◆ **Written task**:
Write the listing below out again exactly, dropping the images.

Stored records
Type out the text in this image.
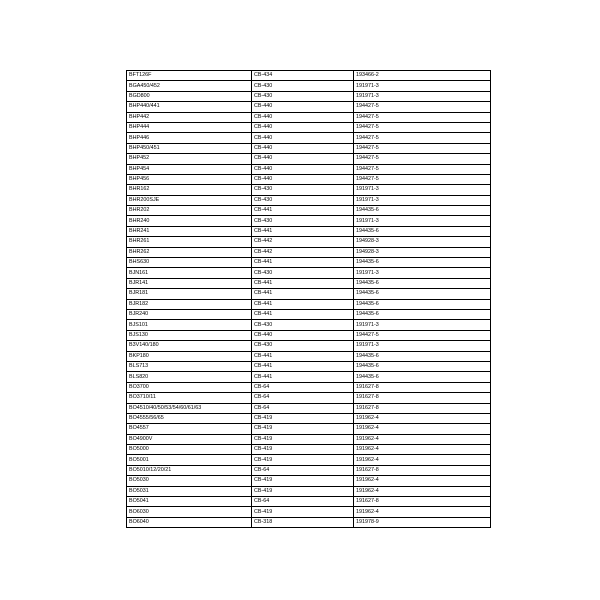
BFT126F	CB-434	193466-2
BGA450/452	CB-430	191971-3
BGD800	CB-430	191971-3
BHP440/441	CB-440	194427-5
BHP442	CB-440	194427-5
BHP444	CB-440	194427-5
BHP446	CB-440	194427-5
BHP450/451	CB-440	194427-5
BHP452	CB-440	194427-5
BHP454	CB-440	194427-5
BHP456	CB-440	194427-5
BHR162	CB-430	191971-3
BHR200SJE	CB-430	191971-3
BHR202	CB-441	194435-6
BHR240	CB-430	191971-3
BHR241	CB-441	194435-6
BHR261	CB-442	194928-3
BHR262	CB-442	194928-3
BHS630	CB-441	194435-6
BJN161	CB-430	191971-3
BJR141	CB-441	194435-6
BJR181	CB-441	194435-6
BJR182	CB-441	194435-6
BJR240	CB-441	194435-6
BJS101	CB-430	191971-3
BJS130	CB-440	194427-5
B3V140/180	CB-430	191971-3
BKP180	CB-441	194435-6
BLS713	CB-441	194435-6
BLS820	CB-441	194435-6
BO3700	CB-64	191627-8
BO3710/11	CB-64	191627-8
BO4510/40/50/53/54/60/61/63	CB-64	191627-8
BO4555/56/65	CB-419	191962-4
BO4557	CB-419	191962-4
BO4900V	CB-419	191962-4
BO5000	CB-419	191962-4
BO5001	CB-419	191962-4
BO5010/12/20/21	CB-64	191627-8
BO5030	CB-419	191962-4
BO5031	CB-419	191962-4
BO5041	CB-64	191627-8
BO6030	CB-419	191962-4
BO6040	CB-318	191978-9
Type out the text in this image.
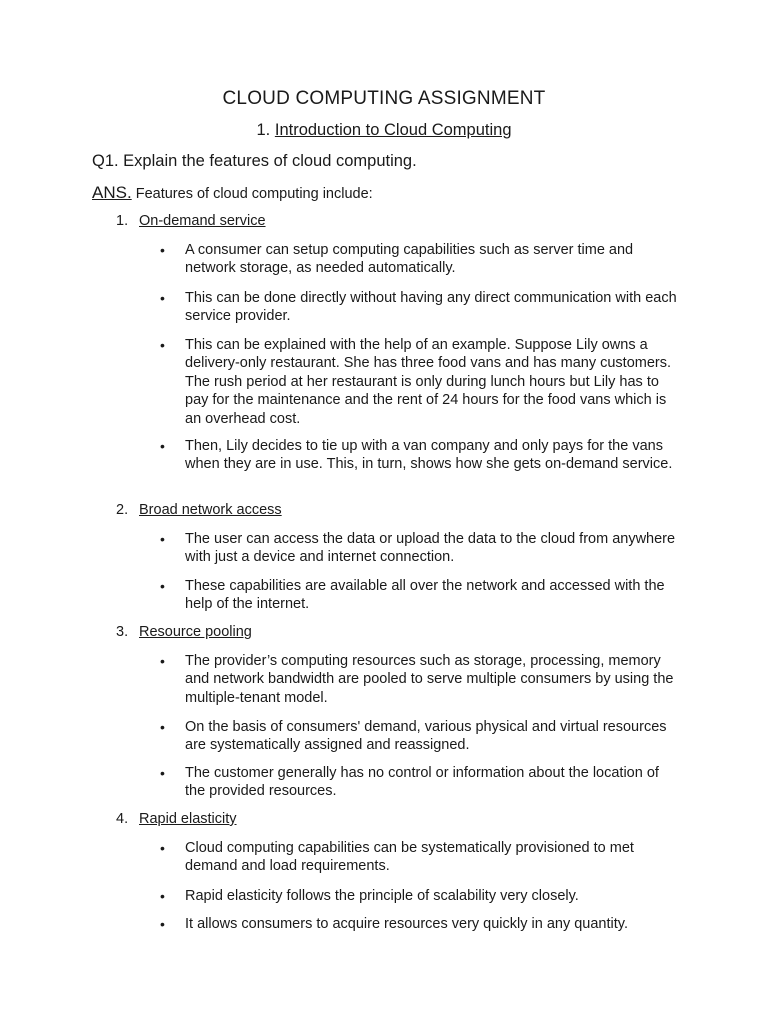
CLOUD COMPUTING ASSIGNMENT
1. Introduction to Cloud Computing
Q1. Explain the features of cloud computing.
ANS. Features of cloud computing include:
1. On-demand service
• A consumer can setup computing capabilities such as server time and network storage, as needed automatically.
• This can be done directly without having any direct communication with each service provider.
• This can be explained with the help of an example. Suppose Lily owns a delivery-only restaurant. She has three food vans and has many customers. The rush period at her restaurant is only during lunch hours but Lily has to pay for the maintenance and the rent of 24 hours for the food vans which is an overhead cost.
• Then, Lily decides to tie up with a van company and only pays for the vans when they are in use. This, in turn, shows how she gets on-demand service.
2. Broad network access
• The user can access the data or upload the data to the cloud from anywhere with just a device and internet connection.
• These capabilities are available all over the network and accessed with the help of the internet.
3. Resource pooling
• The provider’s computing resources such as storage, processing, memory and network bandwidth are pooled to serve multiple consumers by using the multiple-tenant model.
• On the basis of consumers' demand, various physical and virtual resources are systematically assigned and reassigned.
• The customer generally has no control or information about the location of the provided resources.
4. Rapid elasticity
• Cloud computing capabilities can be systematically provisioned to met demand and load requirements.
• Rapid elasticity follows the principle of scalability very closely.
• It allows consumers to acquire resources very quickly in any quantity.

◆ **Response to the task**:
Type out the text in this image.
BFT126F	CB-434	193466-2
BGA450/452	CB-430	191971-3
BGD800	CB-430	191971-3
BHP440/441	CB-440	194427-5
BHP442	CB-440	194427-5
BHP444	CB-440	194427-5
BHP446	CB-440	194427-5
BHP450/451	CB-440	194427-5
BHP452	CB-440	194427-5
BHP454	CB-440	194427-5
BHP456	CB-440	194427-5
BHR162	CB-430	191971-3
BHR200SJE	CB-430	191971-3
BHR202	CB-441	194435-6
BHR240	CB-430	191971-3
BHR241	CB-441	194435-6
BHR261	CB-442	194928-3
BHR262	CB-442	194928-3
BHS630	CB-441	194435-6
BJN161	CB-430	191971-3
BJR141	CB-441	194435-6
BJR181	CB-441	194435-6
BJR182	CB-441	194435-6
BJR240	CB-441	194435-6
BJS101	CB-430	191971-3
BJS130	CB-440	194427-5
B3V140/180	CB-430	191971-3
BKP180	CB-441	194435-6
BLS713	CB-441	194435-6
BLS820	CB-441	194435-6
BO3700	CB-64	191627-8
BO3710/11	CB-64	191627-8
BO4510/40/50/53/54/60/61/63	CB-64	191627-8
BO4555/56/65	CB-419	191962-4
BO4557	CB-419	191962-4
BO4900V	CB-419	191962-4
BO5000	CB-419	191962-4
BO5001	CB-419	191962-4
BO5010/12/20/21	CB-64	191627-8
BO5030	CB-419	191962-4
BO5031	CB-419	191962-4
BO5041	CB-64	191627-8
BO6030	CB-419	191962-4
BO6040	CB-318	191978-9
Type out the text in this image.
CLOUD COMPUTING ASSIGNMENT
1. Introduction to Cloud Computing
Q1. Explain the features of cloud computing.
ANS. Features of cloud computing include:
1. On-demand service
• A consumer can setup computing capabilities such as server time and network storage, as needed automatically.
• This can be done directly without having any direct communication with each service provider.
• This can be explained with the help of an example. Suppose Lily owns a delivery-only restaurant. She has three food vans and has many customers. The rush period at her restaurant is only during lunch hours but Lily has to pay for the maintenance and the rent of 24 hours for the food vans which is an overhead cost.
• Then, Lily decides to tie up with a van company and only pays for the vans when they are in use. This, in turn, shows how she gets on-demand service.
2. Broad network access
• The user can access the data or upload the data to the cloud from anywhere with just a device and internet connection.
• These capabilities are available all over the network and accessed with the help of the internet.
3. Resource pooling
• The provider’s computing resources such as storage, processing, memory and network bandwidth are pooled to serve multiple consumers by using the multiple-tenant model.
• On the basis of consumers' demand, various physical and virtual resources are systematically assigned and reassigned.
• The customer generally has no control or information about the location of the provided resources.
4. Rapid elasticity
• Cloud computing capabilities can be systematically provisioned to met demand and load requirements.
• Rapid elasticity follows the principle of scalability very closely.
• It allows consumers to acquire resources very quickly in any quantity.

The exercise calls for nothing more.